## RAW DATA
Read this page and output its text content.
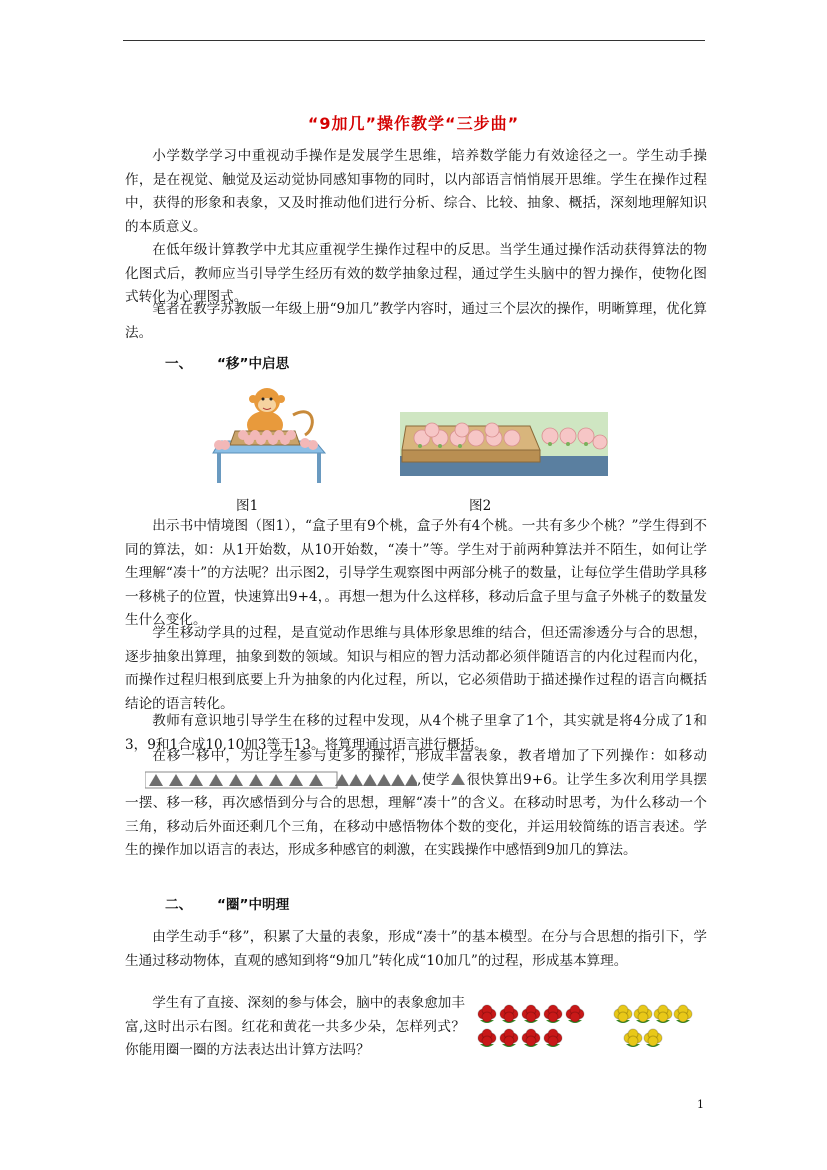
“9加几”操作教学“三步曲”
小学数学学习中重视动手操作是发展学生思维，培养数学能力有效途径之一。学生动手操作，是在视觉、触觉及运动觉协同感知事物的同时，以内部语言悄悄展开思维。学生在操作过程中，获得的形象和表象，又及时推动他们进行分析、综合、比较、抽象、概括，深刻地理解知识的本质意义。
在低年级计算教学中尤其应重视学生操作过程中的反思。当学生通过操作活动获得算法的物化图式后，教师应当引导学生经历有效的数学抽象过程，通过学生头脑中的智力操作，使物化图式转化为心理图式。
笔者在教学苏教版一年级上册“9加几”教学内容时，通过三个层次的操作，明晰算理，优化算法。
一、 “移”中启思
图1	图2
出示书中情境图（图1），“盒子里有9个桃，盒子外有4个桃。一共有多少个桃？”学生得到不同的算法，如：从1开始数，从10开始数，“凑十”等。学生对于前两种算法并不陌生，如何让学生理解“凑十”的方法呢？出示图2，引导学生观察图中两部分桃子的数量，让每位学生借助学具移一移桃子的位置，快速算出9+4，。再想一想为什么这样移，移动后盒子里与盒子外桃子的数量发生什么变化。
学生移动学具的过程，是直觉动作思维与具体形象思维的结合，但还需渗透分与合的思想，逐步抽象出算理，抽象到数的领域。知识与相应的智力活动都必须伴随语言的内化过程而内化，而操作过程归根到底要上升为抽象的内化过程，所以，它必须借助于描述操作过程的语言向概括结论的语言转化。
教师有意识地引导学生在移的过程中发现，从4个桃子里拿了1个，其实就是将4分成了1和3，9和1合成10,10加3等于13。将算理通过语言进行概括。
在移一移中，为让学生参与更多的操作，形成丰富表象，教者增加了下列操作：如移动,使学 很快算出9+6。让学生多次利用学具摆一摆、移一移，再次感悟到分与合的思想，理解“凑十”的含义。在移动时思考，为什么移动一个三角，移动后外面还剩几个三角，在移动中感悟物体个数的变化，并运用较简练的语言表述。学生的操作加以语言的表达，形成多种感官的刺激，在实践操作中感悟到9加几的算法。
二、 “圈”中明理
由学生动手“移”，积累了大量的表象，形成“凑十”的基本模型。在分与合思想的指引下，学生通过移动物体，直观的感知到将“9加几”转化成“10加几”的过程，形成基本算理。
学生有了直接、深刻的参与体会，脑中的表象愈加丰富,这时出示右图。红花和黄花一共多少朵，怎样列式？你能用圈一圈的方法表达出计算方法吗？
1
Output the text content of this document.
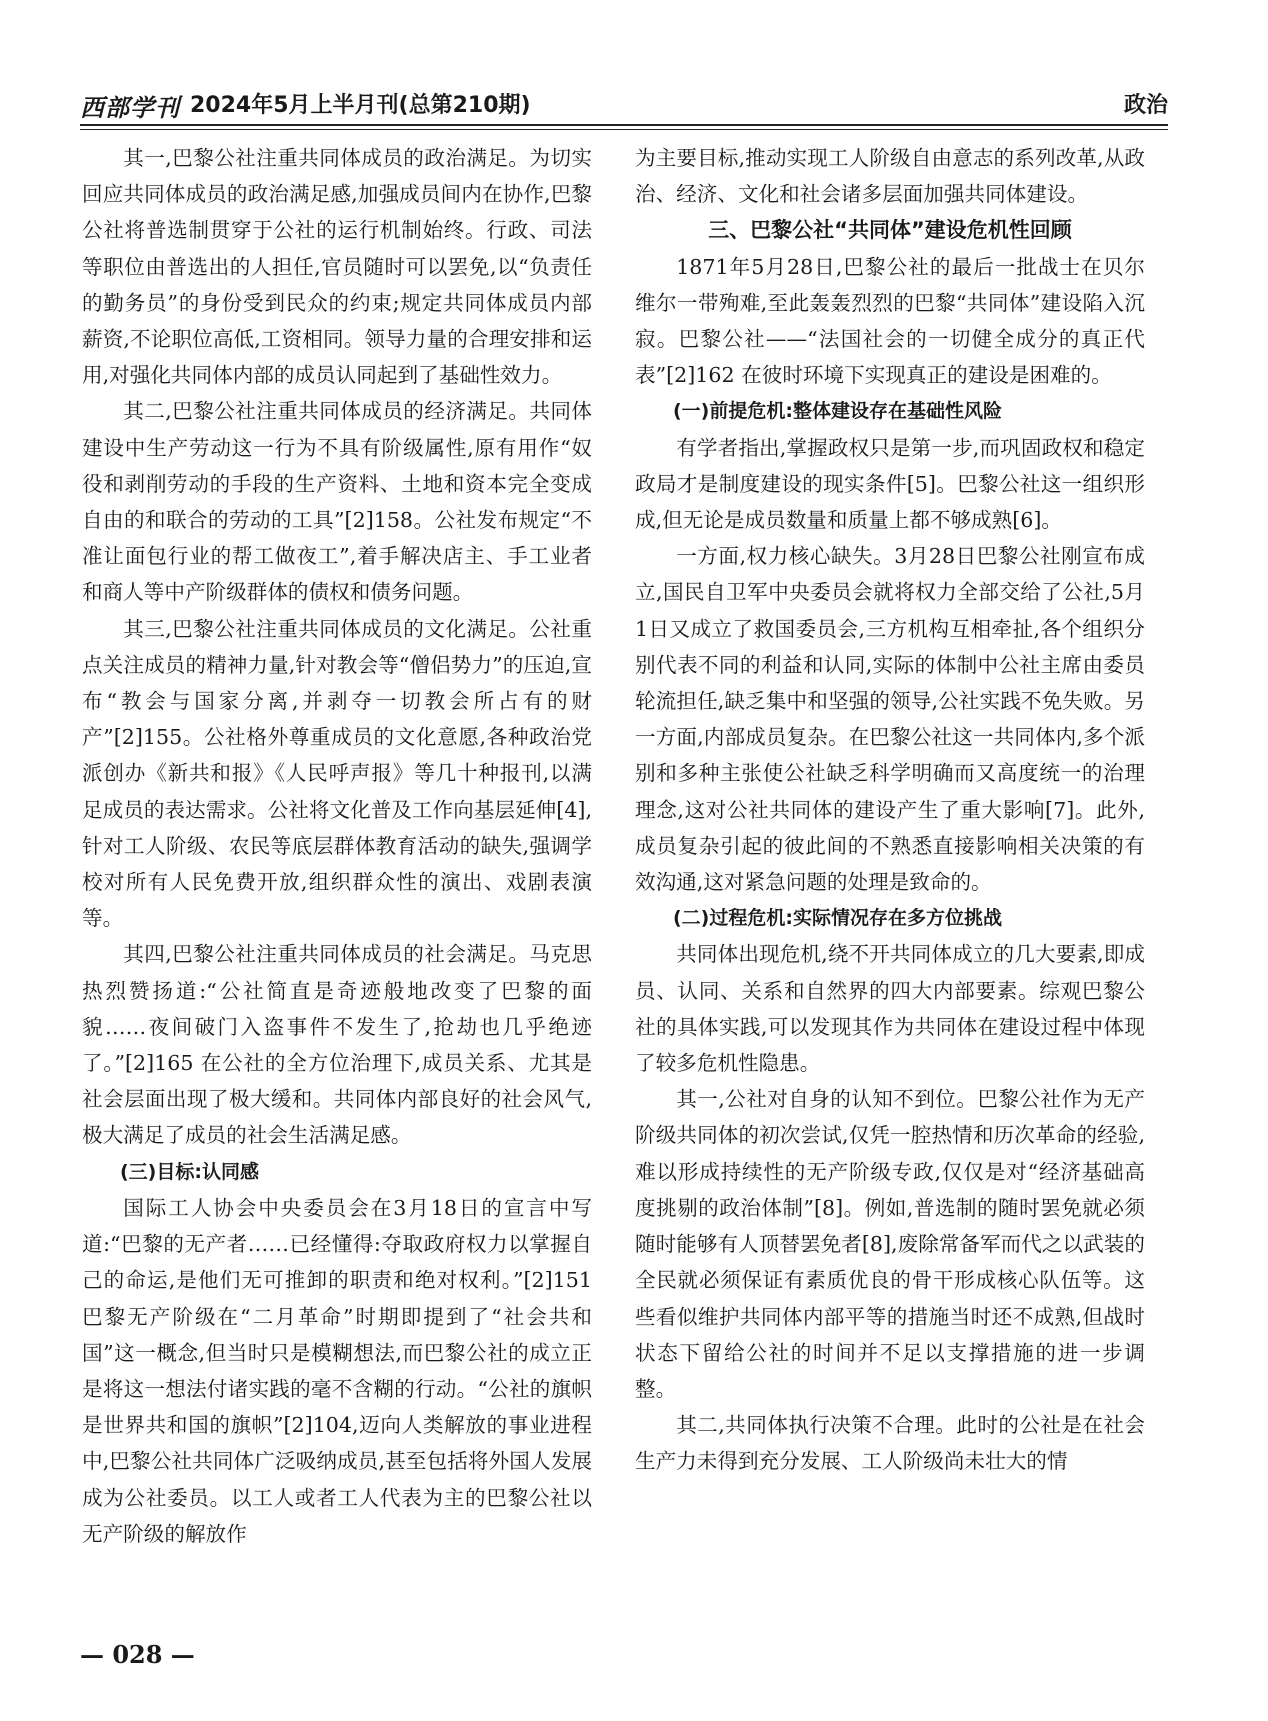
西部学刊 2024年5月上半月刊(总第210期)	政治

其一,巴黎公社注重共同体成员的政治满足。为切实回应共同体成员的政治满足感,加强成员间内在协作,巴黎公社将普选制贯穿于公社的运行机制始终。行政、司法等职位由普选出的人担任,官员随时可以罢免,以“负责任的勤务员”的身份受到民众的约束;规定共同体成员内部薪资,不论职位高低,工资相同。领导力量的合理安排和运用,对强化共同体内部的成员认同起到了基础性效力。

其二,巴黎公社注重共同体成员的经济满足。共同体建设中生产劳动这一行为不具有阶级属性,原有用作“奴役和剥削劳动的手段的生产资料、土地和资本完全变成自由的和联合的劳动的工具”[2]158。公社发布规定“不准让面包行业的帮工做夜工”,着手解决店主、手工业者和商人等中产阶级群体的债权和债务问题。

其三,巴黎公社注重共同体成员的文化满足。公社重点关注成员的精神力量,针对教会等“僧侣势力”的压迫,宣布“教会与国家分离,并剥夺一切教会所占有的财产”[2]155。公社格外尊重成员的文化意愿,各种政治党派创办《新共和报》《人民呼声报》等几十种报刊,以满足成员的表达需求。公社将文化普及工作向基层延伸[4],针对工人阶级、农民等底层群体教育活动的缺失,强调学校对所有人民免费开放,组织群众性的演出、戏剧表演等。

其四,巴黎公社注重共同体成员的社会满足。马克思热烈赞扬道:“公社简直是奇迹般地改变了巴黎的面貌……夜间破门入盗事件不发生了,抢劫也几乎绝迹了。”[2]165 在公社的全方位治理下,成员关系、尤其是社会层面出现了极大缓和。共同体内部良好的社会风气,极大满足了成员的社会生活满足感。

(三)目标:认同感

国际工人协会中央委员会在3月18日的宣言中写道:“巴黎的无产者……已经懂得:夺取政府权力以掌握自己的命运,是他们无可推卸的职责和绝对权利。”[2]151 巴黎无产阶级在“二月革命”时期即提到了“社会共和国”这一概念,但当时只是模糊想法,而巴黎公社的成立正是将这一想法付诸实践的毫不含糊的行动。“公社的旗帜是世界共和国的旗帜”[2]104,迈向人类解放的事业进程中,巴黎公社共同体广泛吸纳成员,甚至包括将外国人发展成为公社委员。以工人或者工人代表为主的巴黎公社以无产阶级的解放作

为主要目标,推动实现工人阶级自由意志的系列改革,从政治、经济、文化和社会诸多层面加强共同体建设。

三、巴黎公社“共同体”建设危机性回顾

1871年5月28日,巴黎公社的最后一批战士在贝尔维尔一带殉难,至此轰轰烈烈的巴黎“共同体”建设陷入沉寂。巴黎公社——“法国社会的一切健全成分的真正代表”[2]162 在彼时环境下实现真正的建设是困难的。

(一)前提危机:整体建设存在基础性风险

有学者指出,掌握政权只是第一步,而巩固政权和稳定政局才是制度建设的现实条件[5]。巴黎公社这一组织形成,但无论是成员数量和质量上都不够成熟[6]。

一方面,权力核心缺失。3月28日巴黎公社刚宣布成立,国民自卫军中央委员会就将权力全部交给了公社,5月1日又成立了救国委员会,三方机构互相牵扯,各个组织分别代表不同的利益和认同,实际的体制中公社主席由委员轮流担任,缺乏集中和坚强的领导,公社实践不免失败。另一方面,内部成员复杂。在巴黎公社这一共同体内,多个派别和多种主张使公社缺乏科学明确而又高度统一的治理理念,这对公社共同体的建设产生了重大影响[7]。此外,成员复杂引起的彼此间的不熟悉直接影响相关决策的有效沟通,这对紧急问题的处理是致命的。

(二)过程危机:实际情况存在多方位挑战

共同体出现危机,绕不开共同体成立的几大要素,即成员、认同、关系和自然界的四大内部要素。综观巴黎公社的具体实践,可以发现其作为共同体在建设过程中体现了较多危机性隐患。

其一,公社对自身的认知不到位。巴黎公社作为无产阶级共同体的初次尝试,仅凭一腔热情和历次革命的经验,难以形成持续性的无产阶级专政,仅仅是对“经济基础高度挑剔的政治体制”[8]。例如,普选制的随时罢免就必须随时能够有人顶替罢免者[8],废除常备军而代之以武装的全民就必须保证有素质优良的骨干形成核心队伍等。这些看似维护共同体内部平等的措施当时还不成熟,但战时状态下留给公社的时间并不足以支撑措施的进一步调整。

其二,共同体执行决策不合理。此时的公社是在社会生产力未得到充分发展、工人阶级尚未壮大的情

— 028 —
==
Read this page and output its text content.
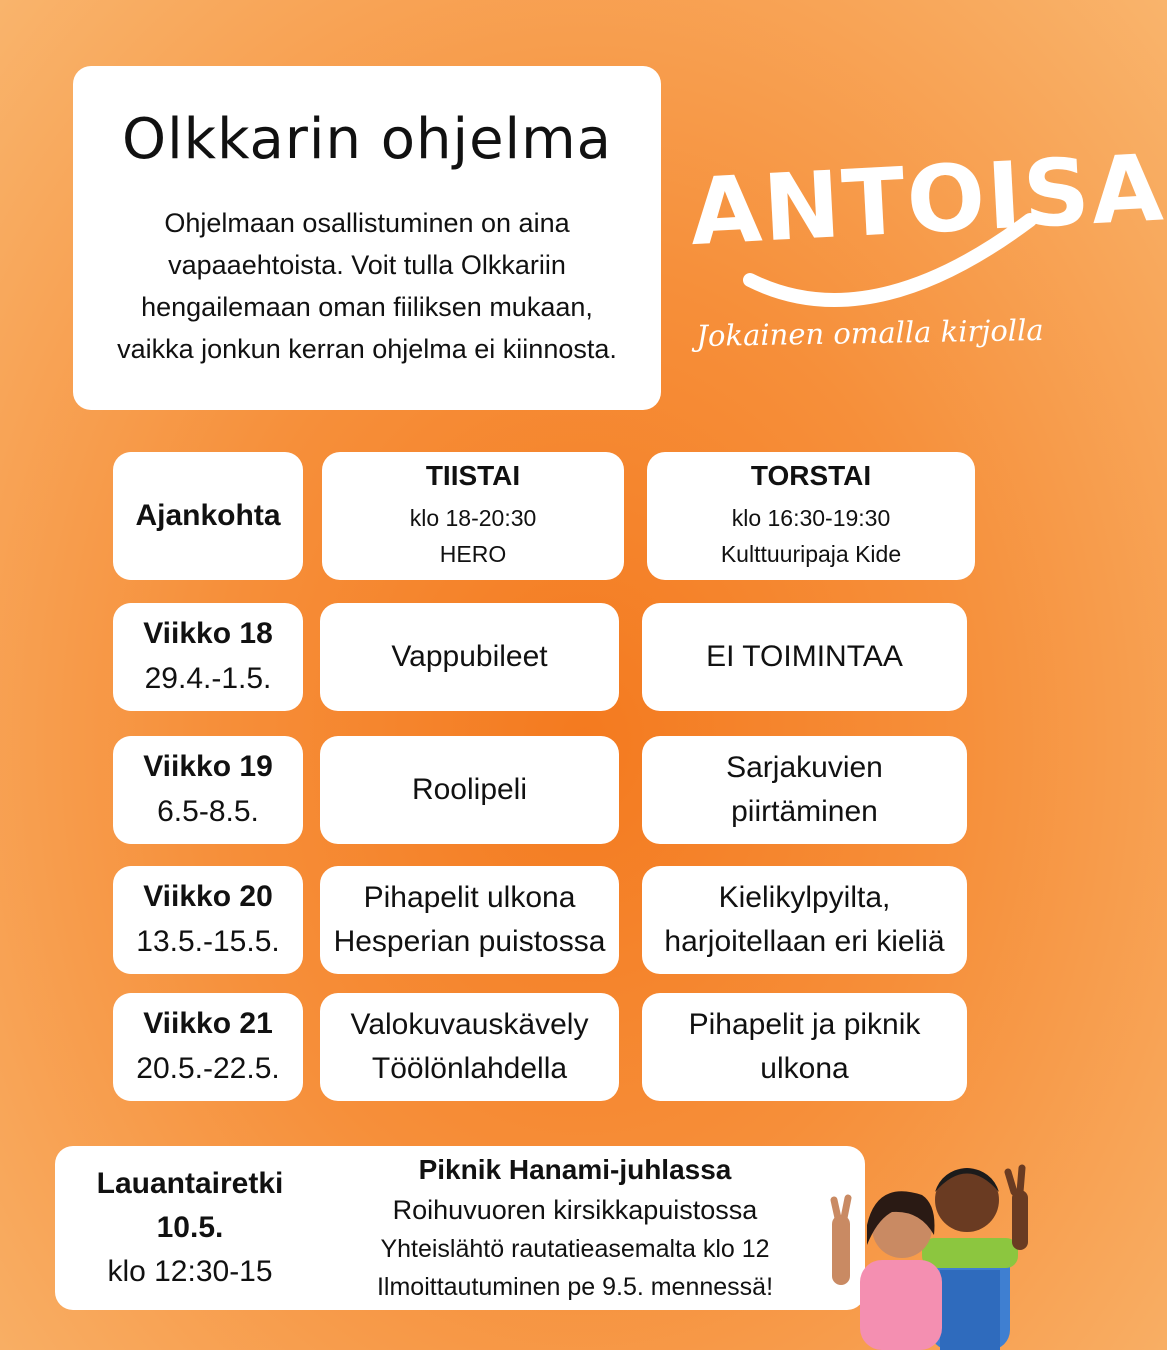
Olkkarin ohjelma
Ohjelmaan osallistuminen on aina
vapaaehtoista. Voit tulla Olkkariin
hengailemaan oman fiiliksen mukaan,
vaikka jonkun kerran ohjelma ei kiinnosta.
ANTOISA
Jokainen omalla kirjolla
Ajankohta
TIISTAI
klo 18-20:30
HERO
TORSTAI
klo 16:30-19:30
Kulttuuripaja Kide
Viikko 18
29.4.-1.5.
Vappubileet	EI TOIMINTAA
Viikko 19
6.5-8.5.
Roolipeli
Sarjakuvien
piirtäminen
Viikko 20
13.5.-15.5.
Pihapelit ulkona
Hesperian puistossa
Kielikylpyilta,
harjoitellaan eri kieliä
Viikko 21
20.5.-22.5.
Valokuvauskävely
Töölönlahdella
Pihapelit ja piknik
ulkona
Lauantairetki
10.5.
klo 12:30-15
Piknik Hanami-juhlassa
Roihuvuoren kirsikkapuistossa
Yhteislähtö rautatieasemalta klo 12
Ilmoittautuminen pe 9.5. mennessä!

## CHALLENGE
Work through the data and report how many of its lines hold the word "Pihapelit", giving only the figure.

## COMPLETED EXERCISE
2